Without the pictures, give the entries below again exactly as written.

= EXTRACTED RECORDS =
>> Begin

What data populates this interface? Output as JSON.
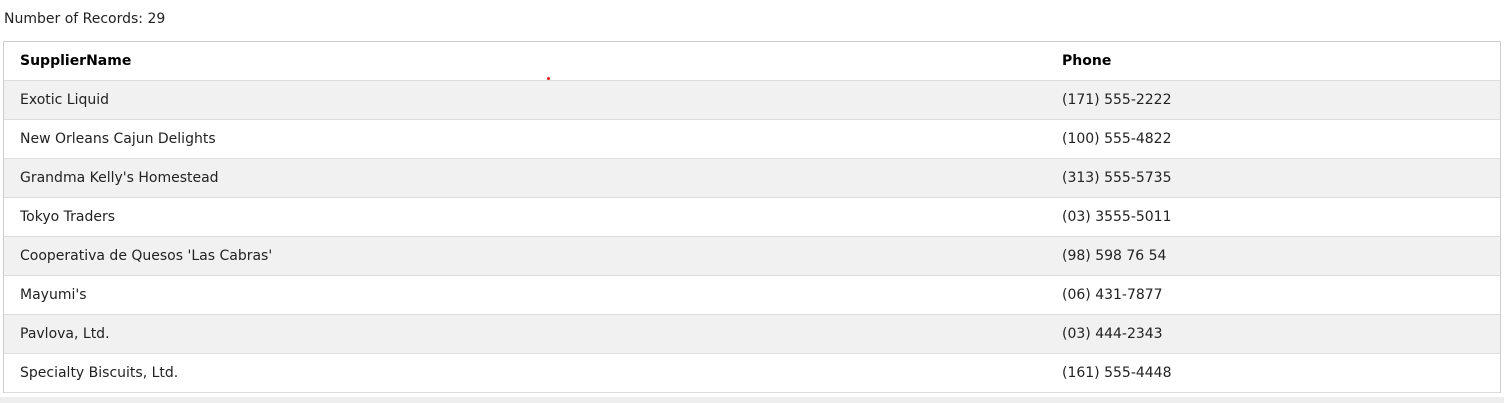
{
  "record_count_label": "Number of Records: 29",
  "table": {
    "headers": [
      "SupplierName",
      "Phone"
    ],
    "rows": [
      {
        "supplier": "Exotic Liquid",
        "phone": "(171) 555-2222"
      },
      {
        "supplier": "New Orleans Cajun Delights",
        "phone": "(100) 555-4822"
      },
      {
        "supplier": "Grandma Kelly's Homestead",
        "phone": "(313) 555-5735"
      },
      {
        "supplier": "Tokyo Traders",
        "phone": "(03) 3555-5011"
      },
      {
        "supplier": "Cooperativa de Quesos 'Las Cabras'",
        "phone": "(98) 598 76 54"
      },
      {
        "supplier": "Mayumi's",
        "phone": "(06) 431-7877"
      },
      {
        "supplier": "Pavlova, Ltd.",
        "phone": "(03) 444-2343"
      },
      {
        "supplier": "Specialty Biscuits, Ltd.",
        "phone": "(161) 555-4448"
      }
    ]
  },
  "colors": {
    "row_alt": "#f1f1f1",
    "border": "#dddddd",
    "marker": "#e0201e"
  }
}
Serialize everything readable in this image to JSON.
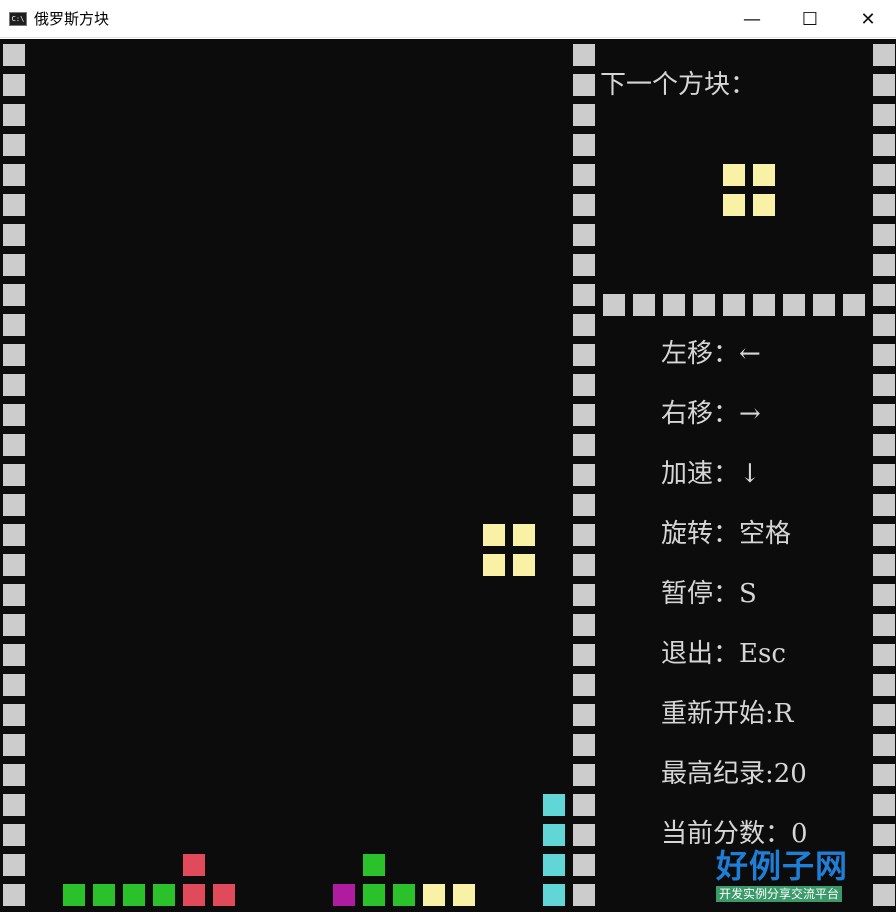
{
  "window": {
    "title": "俄罗斯方块",
    "icon": "console-icon",
    "controls": {
      "minimize": "—",
      "maximize": "☐",
      "close": "✕"
    }
  },
  "board": {
    "wall_color": "#cccccc",
    "background_color": "#0c0c0c",
    "stack": [
      {
        "row": 27,
        "col": 6,
        "color": "#e04a5a"
      },
      {
        "row": 27,
        "col": 12,
        "color": "#2ac12a"
      },
      {
        "row": 28,
        "col": 2,
        "color": "#2ac12a"
      },
      {
        "row": 28,
        "col": 3,
        "color": "#2ac12a"
      },
      {
        "row": 28,
        "col": 4,
        "color": "#2ac12a"
      },
      {
        "row": 28,
        "col": 5,
        "color": "#2ac12a"
      },
      {
        "row": 28,
        "col": 6,
        "color": "#e04a5a"
      },
      {
        "row": 28,
        "col": 7,
        "color": "#e04a5a"
      },
      {
        "row": 28,
        "col": 11,
        "color": "#b01ca0"
      },
      {
        "row": 28,
        "col": 12,
        "color": "#2ac12a"
      },
      {
        "row": 28,
        "col": 13,
        "color": "#2ac12a"
      },
      {
        "row": 28,
        "col": 14,
        "color": "#f9f1a5"
      },
      {
        "row": 28,
        "col": 15,
        "color": "#f9f1a5"
      },
      {
        "row": 29,
        "col": 1,
        "color": "#2ac12a"
      },
      {
        "row": 29,
        "col": 2,
        "color": "#2ac12a"
      },
      {
        "row": 29,
        "col": 3,
        "color": "#2ac12a"
      },
      {
        "row": 29,
        "col": 4,
        "color": "#2ac12a"
      },
      {
        "row": 29,
        "col": 5,
        "color": "#e04a5a"
      },
      {
        "row": 29,
        "col": 6,
        "color": "#e04a5a"
      },
      {
        "row": 29,
        "col": 7,
        "color": "#e04a5a"
      },
      {
        "row": 29,
        "col": 8,
        "color": "#e04a5a"
      },
      {
        "row": 29,
        "col": 9,
        "color": "#e04a5a"
      },
      {
        "row": 29,
        "col": 10,
        "color": "#b01ca0"
      },
      {
        "row": 29,
        "col": 11,
        "color": "#b01ca0"
      },
      {
        "row": 29,
        "col": 12,
        "color": "#b01ca0"
      },
      {
        "row": 29,
        "col": 13,
        "color": "#2ac12a"
      },
      {
        "row": 29,
        "col": 14,
        "color": "#f9f1a5"
      },
      {
        "row": 29,
        "col": 15,
        "color": "#f9f1a5"
      },
      {
        "row": 25,
        "col": 18,
        "color": "#61d6d6"
      },
      {
        "row": 26,
        "col": 18,
        "color": "#61d6d6"
      },
      {
        "row": 27,
        "col": 18,
        "color": "#61d6d6"
      },
      {
        "row": 28,
        "col": 18,
        "color": "#61d6d6"
      }
    ],
    "falling_piece": {
      "color": "#f9f1a5",
      "cells": [
        {
          "row": 16,
          "col": 16
        },
        {
          "row": 16,
          "col": 17
        },
        {
          "row": 17,
          "col": 16
        },
        {
          "row": 17,
          "col": 17
        }
      ]
    }
  },
  "next_piece": {
    "label": "下一个方块：",
    "color": "#f9f1a5",
    "cells": [
      {
        "row": 4,
        "col": 24
      },
      {
        "row": 4,
        "col": 25
      },
      {
        "row": 5,
        "col": 24
      },
      {
        "row": 5,
        "col": 25
      }
    ]
  },
  "controls_help": [
    "左移：←",
    "右移：→",
    "加速：↓",
    "旋转：空格",
    "暂停：S",
    "退出：Esc",
    "重新开始:R",
    "最高纪录:20",
    "当前分数：0"
  ],
  "watermark": {
    "big": "好例子网",
    "small": "开发实例分享交流平台"
  }
}
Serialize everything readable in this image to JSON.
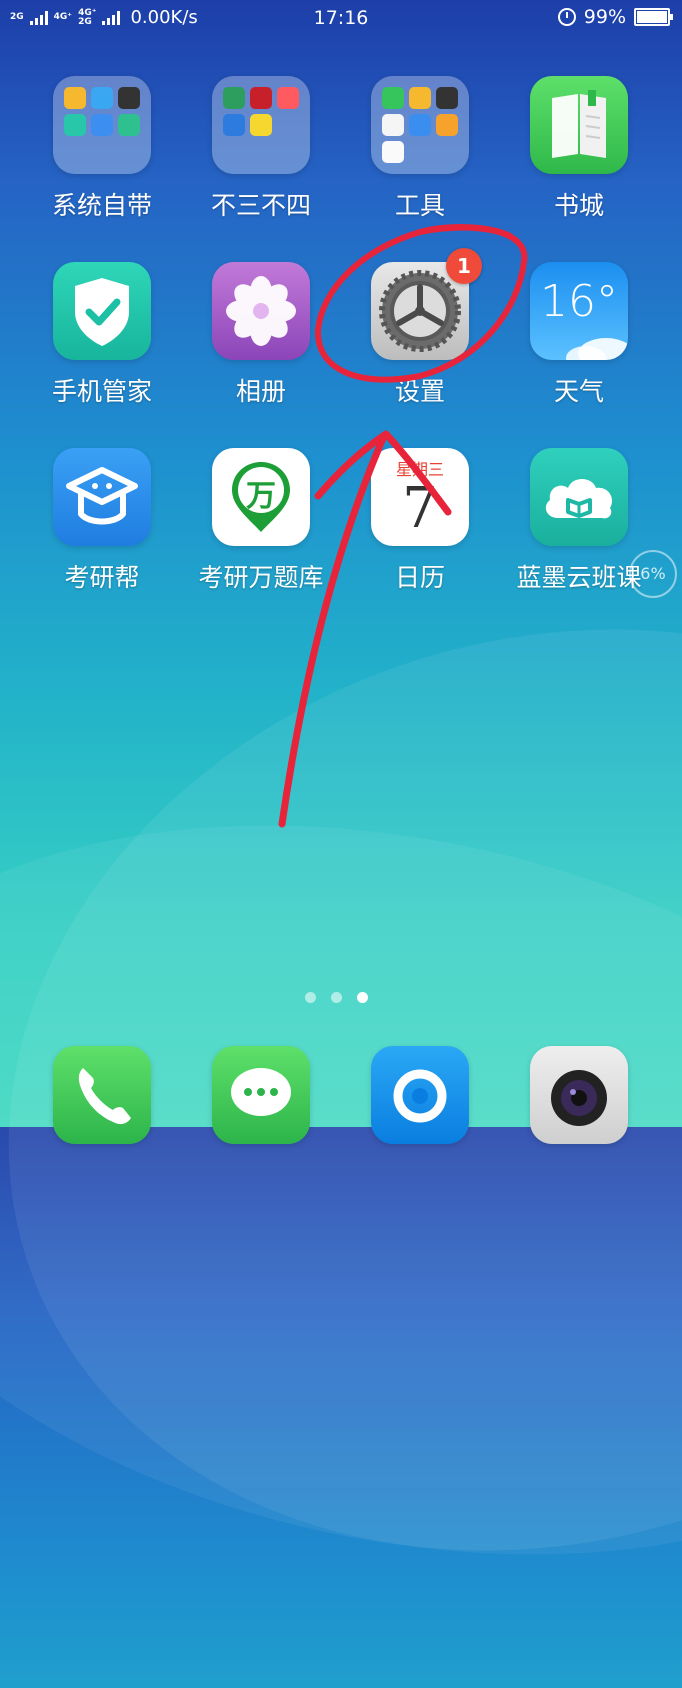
{
  "status_bar": {
    "network_top": "2G",
    "network_4g_1": "4G⁺",
    "network_4g_2": "4G⁺",
    "network_2g": "2G",
    "speed": "0.00K/s",
    "time": "17:16",
    "battery": "99%"
  },
  "apps": [
    {
      "label": "系统自带"
    },
    {
      "label": "不三不四"
    },
    {
      "label": "工具"
    },
    {
      "label": "书城"
    },
    {
      "label": "手机管家"
    },
    {
      "label": "相册"
    },
    {
      "label": "设置",
      "badge": "1"
    },
    {
      "label": "天气",
      "temp": "16°"
    },
    {
      "label": "考研帮"
    },
    {
      "label": "考研万题库",
      "logo_text": "万"
    },
    {
      "label": "日历",
      "weekday": "星期三",
      "day": "7"
    },
    {
      "label": "蓝墨云班课"
    }
  ],
  "dock": [
    {
      "icon": "phone-icon"
    },
    {
      "icon": "messages-icon"
    },
    {
      "icon": "browser-icon"
    },
    {
      "icon": "camera-icon"
    }
  ],
  "floating_widget": "6%",
  "page_indicator": {
    "count": 3,
    "active": 3
  },
  "colors": {
    "badge": "#f04a3a",
    "annotation": "#e8243a"
  }
}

>> End

= SOLUTION =
What data populates this interface? Output as JSON.
{
  "record_count_label": "Number of Records: 29",
  "table": {
    "headers": [
      "SupplierName",
      "Phone"
    ],
    "rows": [
      {
        "supplier": "Exotic Liquid",
        "phone": "(171) 555-2222"
      },
      {
        "supplier": "New Orleans Cajun Delights",
        "phone": "(100) 555-4822"
      },
      {
        "supplier": "Grandma Kelly's Homestead",
        "phone": "(313) 555-5735"
      },
      {
        "supplier": "Tokyo Traders",
        "phone": "(03) 3555-5011"
      },
      {
        "supplier": "Cooperativa de Quesos 'Las Cabras'",
        "phone": "(98) 598 76 54"
      },
      {
        "supplier": "Mayumi's",
        "phone": "(06) 431-7877"
      },
      {
        "supplier": "Pavlova, Ltd.",
        "phone": "(03) 444-2343"
      },
      {
        "supplier": "Specialty Biscuits, Ltd.",
        "phone": "(161) 555-4448"
      }
    ]
  },
  "colors": {
    "row_alt": "#f1f1f1",
    "border": "#dddddd",
    "marker": "#e0201e"
  }
}
Serialize everything readable in this image to JSON.
{
  "window": {
    "title": "俄罗斯方块",
    "icon": "console-icon",
    "controls": {
      "minimize": "—",
      "maximize": "☐",
      "close": "✕"
    }
  },
  "board": {
    "wall_color": "#cccccc",
    "background_color": "#0c0c0c",
    "stack": [
      {
        "row": 27,
        "col": 6,
        "color": "#e04a5a"
      },
      {
        "row": 27,
        "col": 12,
        "color": "#2ac12a"
      },
      {
        "row": 28,
        "col": 2,
        "color": "#2ac12a"
      },
      {
        "row": 28,
        "col": 3,
        "color": "#2ac12a"
      },
      {
        "row": 28,
        "col": 4,
        "color": "#2ac12a"
      },
      {
        "row": 28,
        "col": 5,
        "color": "#2ac12a"
      },
      {
        "row": 28,
        "col": 6,
        "color": "#e04a5a"
      },
      {
        "row": 28,
        "col": 7,
        "color": "#e04a5a"
      },
      {
        "row": 28,
        "col": 11,
        "color": "#b01ca0"
      },
      {
        "row": 28,
        "col": 12,
        "color": "#2ac12a"
      },
      {
        "row": 28,
        "col": 13,
        "color": "#2ac12a"
      },
      {
        "row": 28,
        "col": 14,
        "color": "#f9f1a5"
      },
      {
        "row": 28,
        "col": 15,
        "color": "#f9f1a5"
      },
      {
        "row": 29,
        "col": 1,
        "color": "#2ac12a"
      },
      {
        "row": 29,
        "col": 2,
        "color": "#2ac12a"
      },
      {
        "row": 29,
        "col": 3,
        "color": "#2ac12a"
      },
      {
        "row": 29,
        "col": 4,
        "color": "#2ac12a"
      },
      {
        "row": 29,
        "col": 5,
        "color": "#e04a5a"
      },
      {
        "row": 29,
        "col": 6,
        "color": "#e04a5a"
      },
      {
        "row": 29,
        "col": 7,
        "color": "#e04a5a"
      },
      {
        "row": 29,
        "col": 8,
        "color": "#e04a5a"
      },
      {
        "row": 29,
        "col": 9,
        "color": "#e04a5a"
      },
      {
        "row": 29,
        "col": 10,
        "color": "#b01ca0"
      },
      {
        "row": 29,
        "col": 11,
        "color": "#b01ca0"
      },
      {
        "row": 29,
        "col": 12,
        "color": "#b01ca0"
      },
      {
        "row": 29,
        "col": 13,
        "color": "#2ac12a"
      },
      {
        "row": 29,
        "col": 14,
        "color": "#f9f1a5"
      },
      {
        "row": 29,
        "col": 15,
        "color": "#f9f1a5"
      },
      {
        "row": 25,
        "col": 18,
        "color": "#61d6d6"
      },
      {
        "row": 26,
        "col": 18,
        "color": "#61d6d6"
      },
      {
        "row": 27,
        "col": 18,
        "color": "#61d6d6"
      },
      {
        "row": 28,
        "col": 18,
        "color": "#61d6d6"
      }
    ],
    "falling_piece": {
      "color": "#f9f1a5",
      "cells": [
        {
          "row": 16,
          "col": 16
        },
        {
          "row": 16,
          "col": 17
        },
        {
          "row": 17,
          "col": 16
        },
        {
          "row": 17,
          "col": 17
        }
      ]
    }
  },
  "next_piece": {
    "label": "下一个方块：",
    "color": "#f9f1a5",
    "cells": [
      {
        "row": 4,
        "col": 24
      },
      {
        "row": 4,
        "col": 25
      },
      {
        "row": 5,
        "col": 24
      },
      {
        "row": 5,
        "col": 25
      }
    ]
  },
  "controls_help": [
    "左移：←",
    "右移：→",
    "加速：↓",
    "旋转：空格",
    "暂停：S",
    "退出：Esc",
    "重新开始:R",
    "最高纪录:20",
    "当前分数：0"
  ],
  "watermark": {
    "big": "好例子网",
    "small": "开发实例分享交流平台"
  }
}
Serialize everything readable in this image to JSON.
{
  "status_bar": {
    "network_top": "2G",
    "network_4g_1": "4G⁺",
    "network_4g_2": "4G⁺",
    "network_2g": "2G",
    "speed": "0.00K/s",
    "time": "17:16",
    "battery": "99%"
  },
  "apps": [
    {
      "label": "系统自带"
    },
    {
      "label": "不三不四"
    },
    {
      "label": "工具"
    },
    {
      "label": "书城"
    },
    {
      "label": "手机管家"
    },
    {
      "label": "相册"
    },
    {
      "label": "设置",
      "badge": "1"
    },
    {
      "label": "天气",
      "temp": "16°"
    },
    {
      "label": "考研帮"
    },
    {
      "label": "考研万题库",
      "logo_text": "万"
    },
    {
      "label": "日历",
      "weekday": "星期三",
      "day": "7"
    },
    {
      "label": "蓝墨云班课"
    }
  ],
  "dock": [
    {
      "icon": "phone-icon"
    },
    {
      "icon": "messages-icon"
    },
    {
      "icon": "browser-icon"
    },
    {
      "icon": "camera-icon"
    }
  ],
  "floating_widget": "6%",
  "page_indicator": {
    "count": 3,
    "active": 3
  },
  "colors": {
    "badge": "#f04a3a",
    "annotation": "#e8243a"
  }
}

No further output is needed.